Pull each line holding "Output" out of the entries below.

--- Start RECORD SET ---

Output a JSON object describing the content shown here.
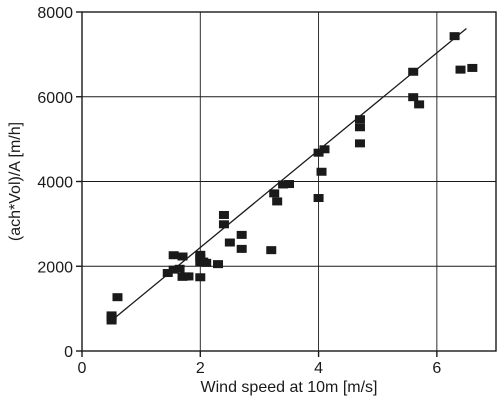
{
  "chart_data": {
    "type": "scatter",
    "xlabel": "Wind speed at 10m [m/s]",
    "ylabel": "(ach*Vol)/A [m/h]",
    "xlim": [
      0,
      7
    ],
    "ylim": [
      0,
      8000
    ],
    "xticks": [
      0,
      2,
      4,
      6
    ],
    "yticks": [
      0,
      2000,
      4000,
      6000,
      8000
    ],
    "x_tick_labels": [
      "0",
      "2",
      "4",
      "6"
    ],
    "y_tick_labels": [
      "0",
      "2000",
      "4000",
      "6000",
      "8000"
    ],
    "grid": true,
    "legend": "none",
    "colors": {
      "ink": "#1a1a1a",
      "background": "#ffffff"
    },
    "series": [
      {
        "marker": "square",
        "x": [
          0.5,
          0.5,
          0.5,
          0.6,
          1.45,
          1.55,
          1.55,
          1.65,
          1.7,
          1.7,
          1.75,
          1.8,
          2.0,
          2.0,
          2.0,
          2.0,
          2.05,
          2.1,
          2.3,
          2.4,
          2.4,
          2.5,
          2.7,
          2.7,
          3.2,
          3.25,
          3.3,
          3.4,
          3.5,
          4.0,
          4.0,
          4.05,
          4.1,
          4.7,
          4.7,
          4.7,
          5.6,
          5.6,
          5.7,
          6.3,
          6.4,
          6.6
        ],
        "y": [
          720,
          780,
          840,
          1270,
          1840,
          1920,
          2260,
          1940,
          2230,
          1750,
          1760,
          1760,
          1740,
          2090,
          2200,
          2270,
          2110,
          2080,
          2050,
          2990,
          3210,
          2560,
          2740,
          2410,
          2380,
          3720,
          3530,
          3930,
          3940,
          3610,
          4680,
          4230,
          4760,
          5280,
          5470,
          4900,
          6590,
          5990,
          5820,
          7430,
          6640,
          6680
        ]
      }
    ],
    "fit_line": {
      "type": "linear",
      "x": [
        0.5,
        6.5
      ],
      "y": [
        720,
        7610
      ]
    }
  }
}
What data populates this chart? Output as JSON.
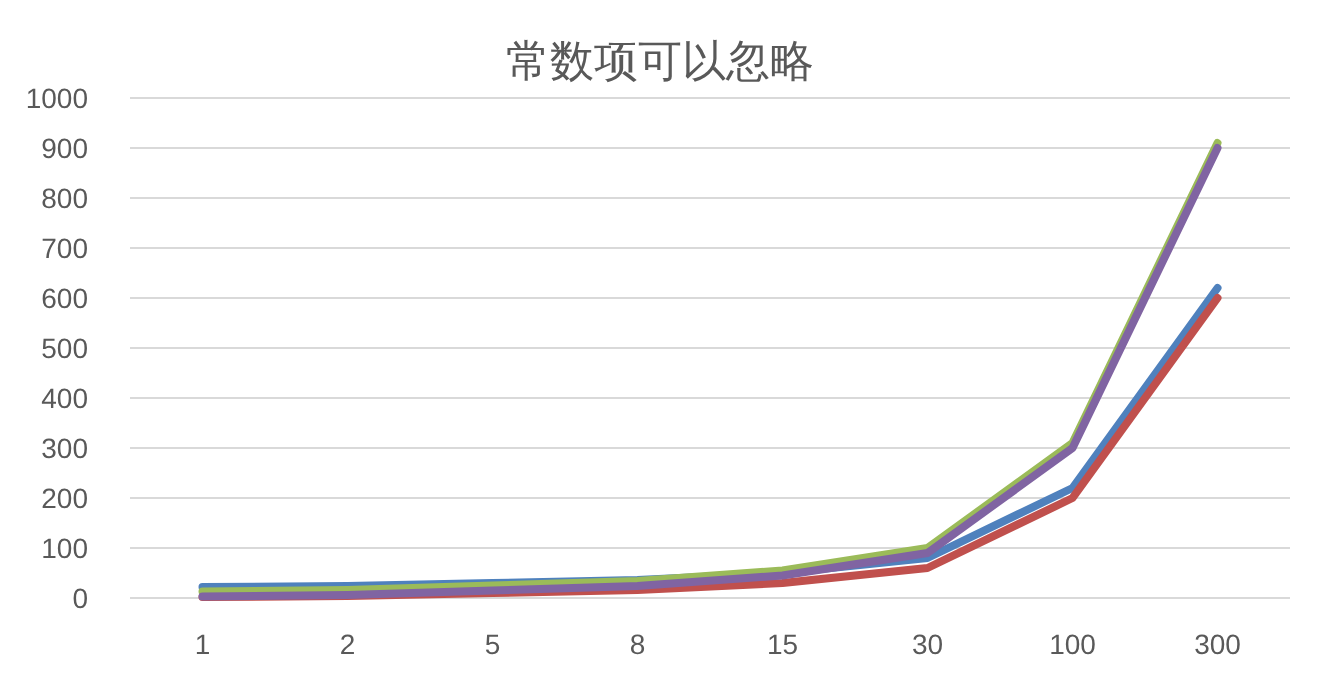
{
  "chart_data": {
    "type": "line",
    "title": "常数项可以忽略",
    "categories": [
      "1",
      "2",
      "5",
      "8",
      "15",
      "30",
      "100",
      "300"
    ],
    "series": [
      {
        "color": "#4f81bd",
        "values": [
          22,
          24,
          30,
          36,
          50,
          80,
          220,
          620
        ]
      },
      {
        "color": "#c0504d",
        "values": [
          2,
          4,
          10,
          16,
          30,
          60,
          200,
          600
        ]
      },
      {
        "color": "#9bbb59",
        "values": [
          13,
          16,
          25,
          34,
          55,
          100,
          310,
          910
        ]
      },
      {
        "color": "#8064a2",
        "values": [
          3,
          6,
          15,
          24,
          45,
          90,
          300,
          900
        ]
      }
    ],
    "ylim": [
      0,
      1000
    ],
    "yticks": [
      0,
      100,
      200,
      300,
      400,
      500,
      600,
      700,
      800,
      900,
      1000
    ],
    "grid": "y",
    "marker": "none",
    "line_style": "solid"
  }
}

--- End RECORD SET ---

▶ [COMPLETED EXERCISE]
Output a JSON object describing the content shown here.
What data populates this chart? Output as JSON.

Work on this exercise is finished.